-- What needs to be done --
All of the listing below must be repeated word for word. Pictures are the only thing to omit.

--- START ---

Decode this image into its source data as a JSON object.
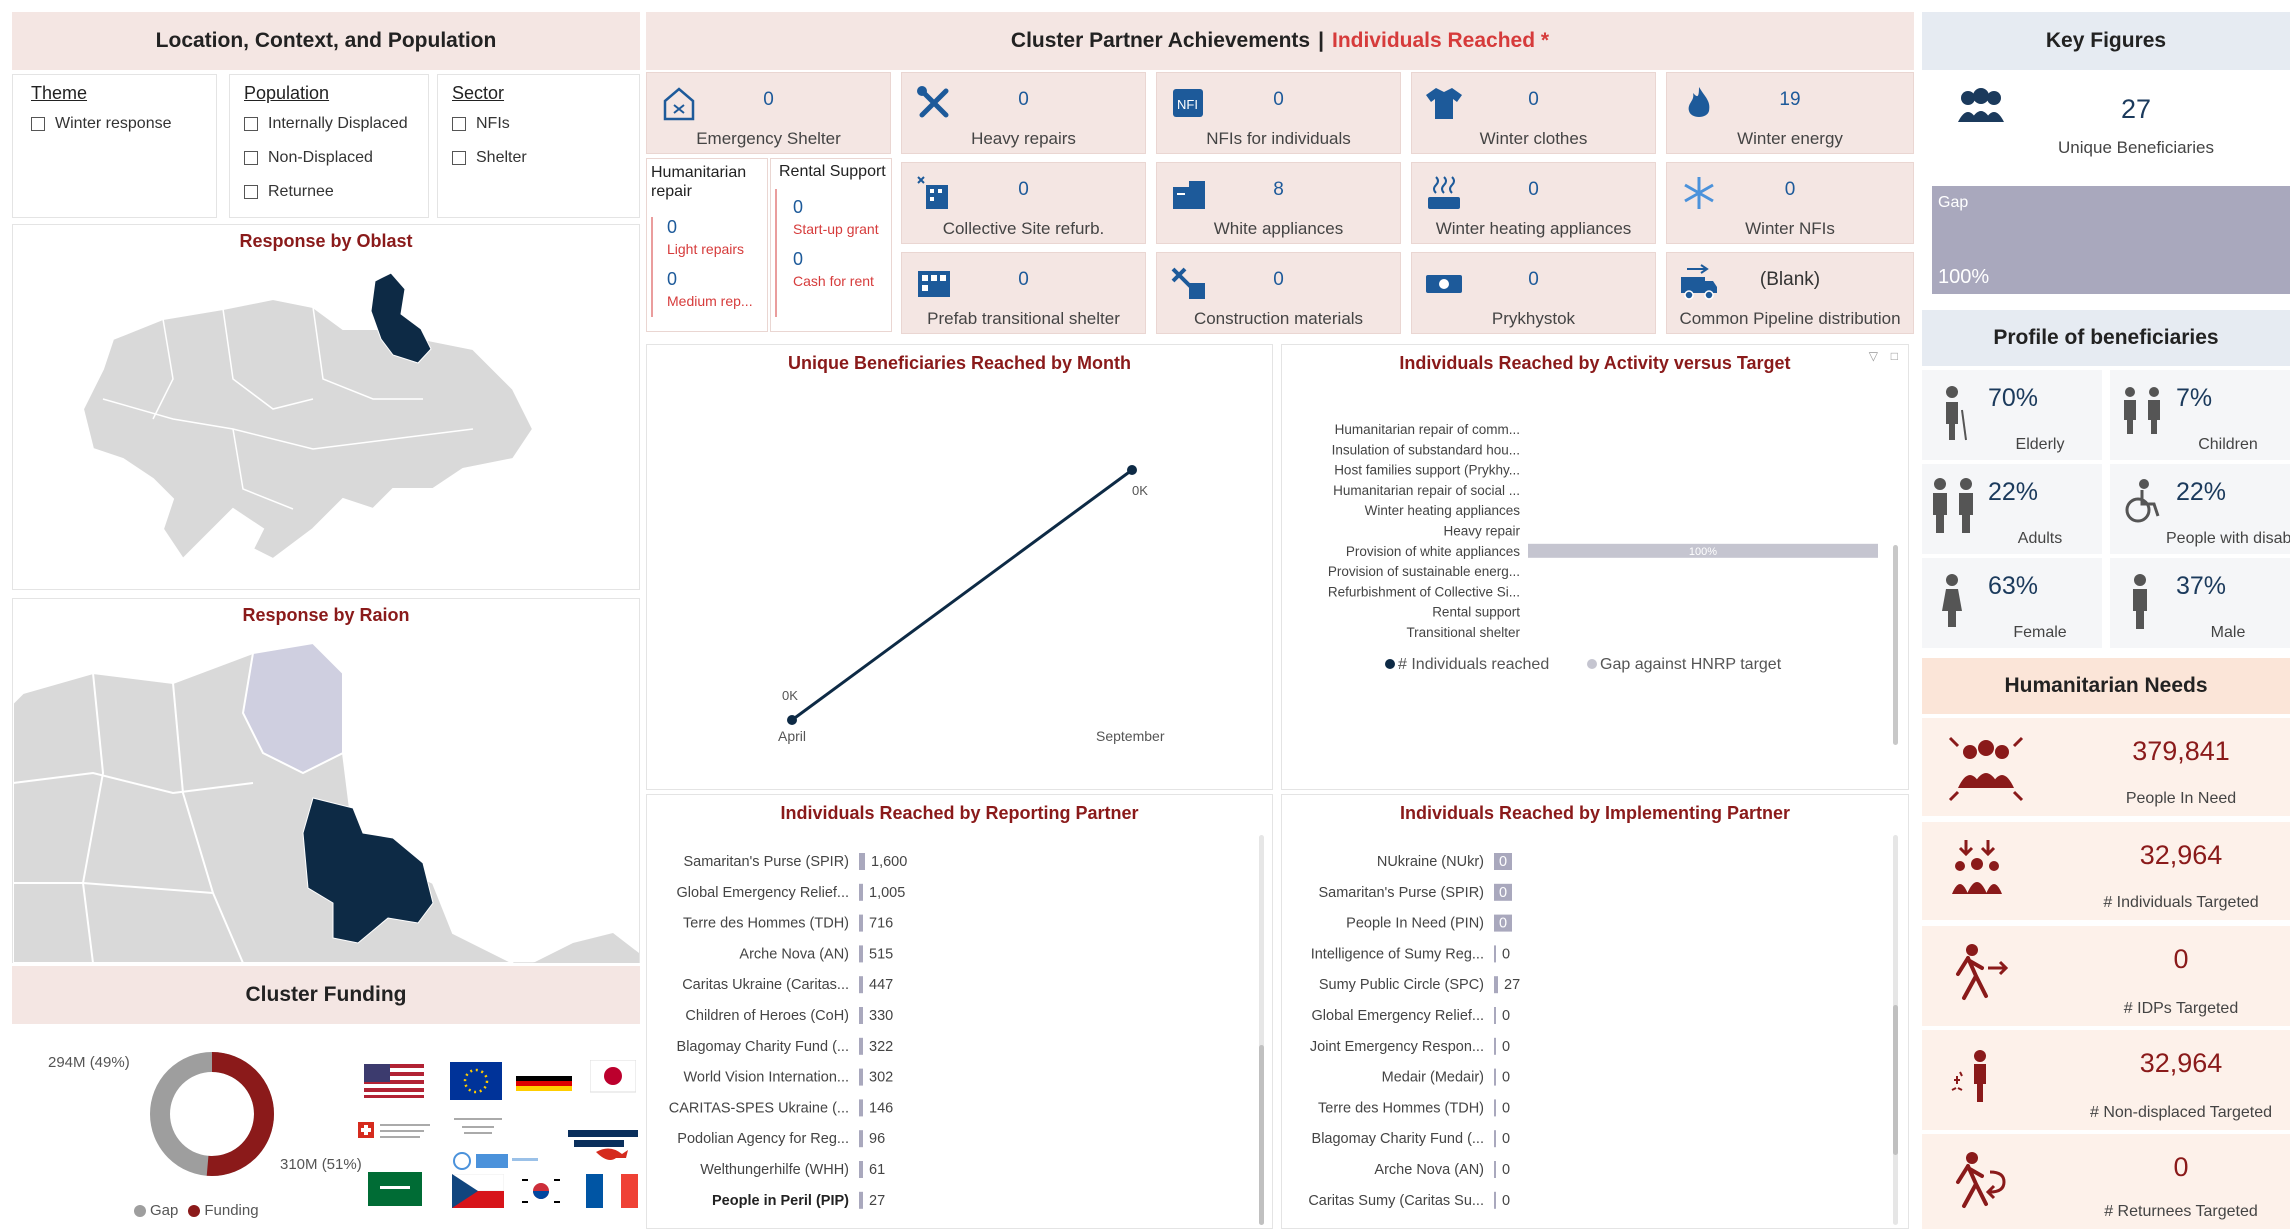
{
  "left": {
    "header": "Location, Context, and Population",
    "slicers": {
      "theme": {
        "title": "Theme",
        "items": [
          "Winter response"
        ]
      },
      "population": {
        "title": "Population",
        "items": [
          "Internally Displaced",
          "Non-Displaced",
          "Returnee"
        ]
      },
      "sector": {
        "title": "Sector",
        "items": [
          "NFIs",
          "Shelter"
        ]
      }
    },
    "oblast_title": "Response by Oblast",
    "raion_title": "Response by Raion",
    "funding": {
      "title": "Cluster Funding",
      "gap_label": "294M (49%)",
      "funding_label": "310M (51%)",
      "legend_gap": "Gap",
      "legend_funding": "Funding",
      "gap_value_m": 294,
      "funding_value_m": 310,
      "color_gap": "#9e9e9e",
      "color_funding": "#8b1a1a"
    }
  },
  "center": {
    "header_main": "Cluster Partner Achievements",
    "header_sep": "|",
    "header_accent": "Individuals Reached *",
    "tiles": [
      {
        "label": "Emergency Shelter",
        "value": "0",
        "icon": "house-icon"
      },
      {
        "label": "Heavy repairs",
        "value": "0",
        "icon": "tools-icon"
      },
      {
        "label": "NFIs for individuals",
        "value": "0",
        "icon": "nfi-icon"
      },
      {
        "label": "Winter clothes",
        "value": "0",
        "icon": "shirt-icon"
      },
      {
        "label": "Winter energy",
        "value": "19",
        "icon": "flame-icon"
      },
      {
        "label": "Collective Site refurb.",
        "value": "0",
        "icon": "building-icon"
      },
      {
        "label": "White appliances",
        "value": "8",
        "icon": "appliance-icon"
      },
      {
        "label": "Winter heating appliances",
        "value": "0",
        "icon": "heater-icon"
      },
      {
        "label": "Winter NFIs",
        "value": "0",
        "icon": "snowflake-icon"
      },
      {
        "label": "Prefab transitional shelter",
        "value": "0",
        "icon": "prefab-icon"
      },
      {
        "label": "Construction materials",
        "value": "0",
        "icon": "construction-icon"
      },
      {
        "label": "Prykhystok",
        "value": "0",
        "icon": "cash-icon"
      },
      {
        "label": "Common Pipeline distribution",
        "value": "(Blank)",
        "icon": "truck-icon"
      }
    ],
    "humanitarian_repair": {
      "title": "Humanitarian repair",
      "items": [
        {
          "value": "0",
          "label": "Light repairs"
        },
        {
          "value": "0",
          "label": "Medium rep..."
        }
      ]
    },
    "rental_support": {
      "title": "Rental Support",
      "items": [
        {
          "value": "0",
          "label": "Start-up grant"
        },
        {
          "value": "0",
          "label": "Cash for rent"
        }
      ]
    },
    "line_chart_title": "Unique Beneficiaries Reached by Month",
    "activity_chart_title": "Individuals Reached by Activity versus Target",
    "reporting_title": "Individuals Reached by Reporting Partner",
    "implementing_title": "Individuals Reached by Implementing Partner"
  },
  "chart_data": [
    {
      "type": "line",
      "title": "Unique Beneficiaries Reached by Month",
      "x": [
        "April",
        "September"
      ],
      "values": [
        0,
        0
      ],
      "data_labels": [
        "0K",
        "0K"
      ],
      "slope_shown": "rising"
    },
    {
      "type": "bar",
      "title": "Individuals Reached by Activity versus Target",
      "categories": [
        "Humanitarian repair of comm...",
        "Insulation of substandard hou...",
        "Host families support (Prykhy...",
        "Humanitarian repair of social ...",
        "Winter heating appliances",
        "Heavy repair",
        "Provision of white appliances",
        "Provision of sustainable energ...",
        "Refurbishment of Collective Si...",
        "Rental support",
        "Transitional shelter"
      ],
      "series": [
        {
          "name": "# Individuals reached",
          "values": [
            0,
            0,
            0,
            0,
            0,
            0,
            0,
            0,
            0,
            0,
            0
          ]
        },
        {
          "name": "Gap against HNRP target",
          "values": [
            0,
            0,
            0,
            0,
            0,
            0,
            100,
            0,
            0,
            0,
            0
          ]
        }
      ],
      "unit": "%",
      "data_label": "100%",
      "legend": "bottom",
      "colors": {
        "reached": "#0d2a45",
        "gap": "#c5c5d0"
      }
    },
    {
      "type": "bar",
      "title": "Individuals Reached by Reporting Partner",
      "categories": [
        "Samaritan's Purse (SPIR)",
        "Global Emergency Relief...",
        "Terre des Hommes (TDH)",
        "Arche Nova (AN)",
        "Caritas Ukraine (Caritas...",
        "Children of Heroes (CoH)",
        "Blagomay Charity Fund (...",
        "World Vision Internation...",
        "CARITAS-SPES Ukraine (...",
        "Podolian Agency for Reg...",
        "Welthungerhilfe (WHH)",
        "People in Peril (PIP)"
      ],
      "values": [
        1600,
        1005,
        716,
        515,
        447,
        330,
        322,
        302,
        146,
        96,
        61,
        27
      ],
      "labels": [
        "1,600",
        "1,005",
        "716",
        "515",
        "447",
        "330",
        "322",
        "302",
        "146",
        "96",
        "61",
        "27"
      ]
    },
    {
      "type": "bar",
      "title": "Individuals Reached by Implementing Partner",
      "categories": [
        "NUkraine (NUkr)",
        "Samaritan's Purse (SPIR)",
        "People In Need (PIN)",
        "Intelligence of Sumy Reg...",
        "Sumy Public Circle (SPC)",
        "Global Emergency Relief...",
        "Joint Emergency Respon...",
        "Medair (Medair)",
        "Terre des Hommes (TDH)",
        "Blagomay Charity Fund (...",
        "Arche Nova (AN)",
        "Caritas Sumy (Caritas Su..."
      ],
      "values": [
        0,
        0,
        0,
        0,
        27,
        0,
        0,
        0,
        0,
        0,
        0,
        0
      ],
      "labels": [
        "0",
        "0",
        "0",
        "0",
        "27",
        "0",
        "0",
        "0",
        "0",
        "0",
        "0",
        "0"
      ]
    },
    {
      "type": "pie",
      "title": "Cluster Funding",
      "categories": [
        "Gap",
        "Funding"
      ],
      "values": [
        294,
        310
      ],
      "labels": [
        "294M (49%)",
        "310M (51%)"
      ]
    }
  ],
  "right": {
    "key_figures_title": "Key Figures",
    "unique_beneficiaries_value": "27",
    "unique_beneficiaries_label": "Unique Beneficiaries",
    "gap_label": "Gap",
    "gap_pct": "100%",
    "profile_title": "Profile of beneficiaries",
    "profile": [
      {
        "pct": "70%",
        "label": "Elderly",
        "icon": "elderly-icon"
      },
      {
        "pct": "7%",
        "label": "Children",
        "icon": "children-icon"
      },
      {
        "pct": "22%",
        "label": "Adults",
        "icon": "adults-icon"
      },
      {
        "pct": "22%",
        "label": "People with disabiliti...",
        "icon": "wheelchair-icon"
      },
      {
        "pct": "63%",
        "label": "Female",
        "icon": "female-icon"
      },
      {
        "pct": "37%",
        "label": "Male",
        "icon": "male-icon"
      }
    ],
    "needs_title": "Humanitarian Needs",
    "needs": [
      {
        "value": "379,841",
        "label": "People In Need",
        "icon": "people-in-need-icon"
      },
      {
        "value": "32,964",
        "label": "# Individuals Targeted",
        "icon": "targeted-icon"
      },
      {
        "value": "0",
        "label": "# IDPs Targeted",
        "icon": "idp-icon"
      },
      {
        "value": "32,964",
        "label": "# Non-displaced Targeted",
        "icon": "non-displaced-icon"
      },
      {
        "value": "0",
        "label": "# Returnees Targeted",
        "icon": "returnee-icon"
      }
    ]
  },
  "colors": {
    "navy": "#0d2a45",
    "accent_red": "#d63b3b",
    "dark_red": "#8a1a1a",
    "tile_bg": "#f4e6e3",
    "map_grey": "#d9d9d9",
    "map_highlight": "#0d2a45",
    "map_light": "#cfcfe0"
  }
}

--- END ---

-- Solution for this problem --
Decode this image into its source data as a JSON object.
{
  "left": {
    "header": "Location, Context, and Population",
    "slicers": {
      "theme": {
        "title": "Theme",
        "items": [
          "Winter response"
        ]
      },
      "population": {
        "title": "Population",
        "items": [
          "Internally Displaced",
          "Non-Displaced",
          "Returnee"
        ]
      },
      "sector": {
        "title": "Sector",
        "items": [
          "NFIs",
          "Shelter"
        ]
      }
    },
    "oblast_title": "Response by Oblast",
    "raion_title": "Response by Raion",
    "funding": {
      "title": "Cluster Funding",
      "gap_label": "294M (49%)",
      "funding_label": "310M (51%)",
      "legend_gap": "Gap",
      "legend_funding": "Funding",
      "gap_value_m": 294,
      "funding_value_m": 310,
      "color_gap": "#9e9e9e",
      "color_funding": "#8b1a1a"
    }
  },
  "center": {
    "header_main": "Cluster Partner Achievements",
    "header_sep": "|",
    "header_accent": "Individuals Reached *",
    "tiles": [
      {
        "label": "Emergency Shelter",
        "value": "0",
        "icon": "house-icon"
      },
      {
        "label": "Heavy repairs",
        "value": "0",
        "icon": "tools-icon"
      },
      {
        "label": "NFIs for individuals",
        "value": "0",
        "icon": "nfi-icon"
      },
      {
        "label": "Winter clothes",
        "value": "0",
        "icon": "shirt-icon"
      },
      {
        "label": "Winter energy",
        "value": "19",
        "icon": "flame-icon"
      },
      {
        "label": "Collective Site refurb.",
        "value": "0",
        "icon": "building-icon"
      },
      {
        "label": "White appliances",
        "value": "8",
        "icon": "appliance-icon"
      },
      {
        "label": "Winter heating appliances",
        "value": "0",
        "icon": "heater-icon"
      },
      {
        "label": "Winter NFIs",
        "value": "0",
        "icon": "snowflake-icon"
      },
      {
        "label": "Prefab transitional shelter",
        "value": "0",
        "icon": "prefab-icon"
      },
      {
        "label": "Construction materials",
        "value": "0",
        "icon": "construction-icon"
      },
      {
        "label": "Prykhystok",
        "value": "0",
        "icon": "cash-icon"
      },
      {
        "label": "Common Pipeline distribution",
        "value": "(Blank)",
        "icon": "truck-icon"
      }
    ],
    "humanitarian_repair": {
      "title": "Humanitarian repair",
      "items": [
        {
          "value": "0",
          "label": "Light repairs"
        },
        {
          "value": "0",
          "label": "Medium rep..."
        }
      ]
    },
    "rental_support": {
      "title": "Rental Support",
      "items": [
        {
          "value": "0",
          "label": "Start-up grant"
        },
        {
          "value": "0",
          "label": "Cash for rent"
        }
      ]
    },
    "line_chart_title": "Unique Beneficiaries Reached by Month",
    "activity_chart_title": "Individuals Reached by Activity versus Target",
    "reporting_title": "Individuals Reached by Reporting Partner",
    "implementing_title": "Individuals Reached by Implementing Partner"
  },
  "chart_data": [
    {
      "type": "line",
      "title": "Unique Beneficiaries Reached by Month",
      "x": [
        "April",
        "September"
      ],
      "values": [
        0,
        0
      ],
      "data_labels": [
        "0K",
        "0K"
      ],
      "slope_shown": "rising"
    },
    {
      "type": "bar",
      "title": "Individuals Reached by Activity versus Target",
      "categories": [
        "Humanitarian repair of comm...",
        "Insulation of substandard hou...",
        "Host families support (Prykhy...",
        "Humanitarian repair of social ...",
        "Winter heating appliances",
        "Heavy repair",
        "Provision of white appliances",
        "Provision of sustainable energ...",
        "Refurbishment of Collective Si...",
        "Rental support",
        "Transitional shelter"
      ],
      "series": [
        {
          "name": "# Individuals reached",
          "values": [
            0,
            0,
            0,
            0,
            0,
            0,
            0,
            0,
            0,
            0,
            0
          ]
        },
        {
          "name": "Gap against HNRP target",
          "values": [
            0,
            0,
            0,
            0,
            0,
            0,
            100,
            0,
            0,
            0,
            0
          ]
        }
      ],
      "unit": "%",
      "data_label": "100%",
      "legend": "bottom",
      "colors": {
        "reached": "#0d2a45",
        "gap": "#c5c5d0"
      }
    },
    {
      "type": "bar",
      "title": "Individuals Reached by Reporting Partner",
      "categories": [
        "Samaritan's Purse (SPIR)",
        "Global Emergency Relief...",
        "Terre des Hommes (TDH)",
        "Arche Nova (AN)",
        "Caritas Ukraine (Caritas...",
        "Children of Heroes (CoH)",
        "Blagomay Charity Fund (...",
        "World Vision Internation...",
        "CARITAS-SPES Ukraine (...",
        "Podolian Agency for Reg...",
        "Welthungerhilfe (WHH)",
        "People in Peril (PIP)"
      ],
      "values": [
        1600,
        1005,
        716,
        515,
        447,
        330,
        322,
        302,
        146,
        96,
        61,
        27
      ],
      "labels": [
        "1,600",
        "1,005",
        "716",
        "515",
        "447",
        "330",
        "322",
        "302",
        "146",
        "96",
        "61",
        "27"
      ]
    },
    {
      "type": "bar",
      "title": "Individuals Reached by Implementing Partner",
      "categories": [
        "NUkraine (NUkr)",
        "Samaritan's Purse (SPIR)",
        "People In Need (PIN)",
        "Intelligence of Sumy Reg...",
        "Sumy Public Circle (SPC)",
        "Global Emergency Relief...",
        "Joint Emergency Respon...",
        "Medair (Medair)",
        "Terre des Hommes (TDH)",
        "Blagomay Charity Fund (...",
        "Arche Nova (AN)",
        "Caritas Sumy (Caritas Su..."
      ],
      "values": [
        0,
        0,
        0,
        0,
        27,
        0,
        0,
        0,
        0,
        0,
        0,
        0
      ],
      "labels": [
        "0",
        "0",
        "0",
        "0",
        "27",
        "0",
        "0",
        "0",
        "0",
        "0",
        "0",
        "0"
      ]
    },
    {
      "type": "pie",
      "title": "Cluster Funding",
      "categories": [
        "Gap",
        "Funding"
      ],
      "values": [
        294,
        310
      ],
      "labels": [
        "294M (49%)",
        "310M (51%)"
      ]
    }
  ],
  "right": {
    "key_figures_title": "Key Figures",
    "unique_beneficiaries_value": "27",
    "unique_beneficiaries_label": "Unique Beneficiaries",
    "gap_label": "Gap",
    "gap_pct": "100%",
    "profile_title": "Profile of beneficiaries",
    "profile": [
      {
        "pct": "70%",
        "label": "Elderly",
        "icon": "elderly-icon"
      },
      {
        "pct": "7%",
        "label": "Children",
        "icon": "children-icon"
      },
      {
        "pct": "22%",
        "label": "Adults",
        "icon": "adults-icon"
      },
      {
        "pct": "22%",
        "label": "People with disabiliti...",
        "icon": "wheelchair-icon"
      },
      {
        "pct": "63%",
        "label": "Female",
        "icon": "female-icon"
      },
      {
        "pct": "37%",
        "label": "Male",
        "icon": "male-icon"
      }
    ],
    "needs_title": "Humanitarian Needs",
    "needs": [
      {
        "value": "379,841",
        "label": "People In Need",
        "icon": "people-in-need-icon"
      },
      {
        "value": "32,964",
        "label": "# Individuals Targeted",
        "icon": "targeted-icon"
      },
      {
        "value": "0",
        "label": "# IDPs Targeted",
        "icon": "idp-icon"
      },
      {
        "value": "32,964",
        "label": "# Non-displaced Targeted",
        "icon": "non-displaced-icon"
      },
      {
        "value": "0",
        "label": "# Returnees Targeted",
        "icon": "returnee-icon"
      }
    ]
  },
  "colors": {
    "navy": "#0d2a45",
    "accent_red": "#d63b3b",
    "dark_red": "#8a1a1a",
    "tile_bg": "#f4e6e3",
    "map_grey": "#d9d9d9",
    "map_highlight": "#0d2a45",
    "map_light": "#cfcfe0"
  }
}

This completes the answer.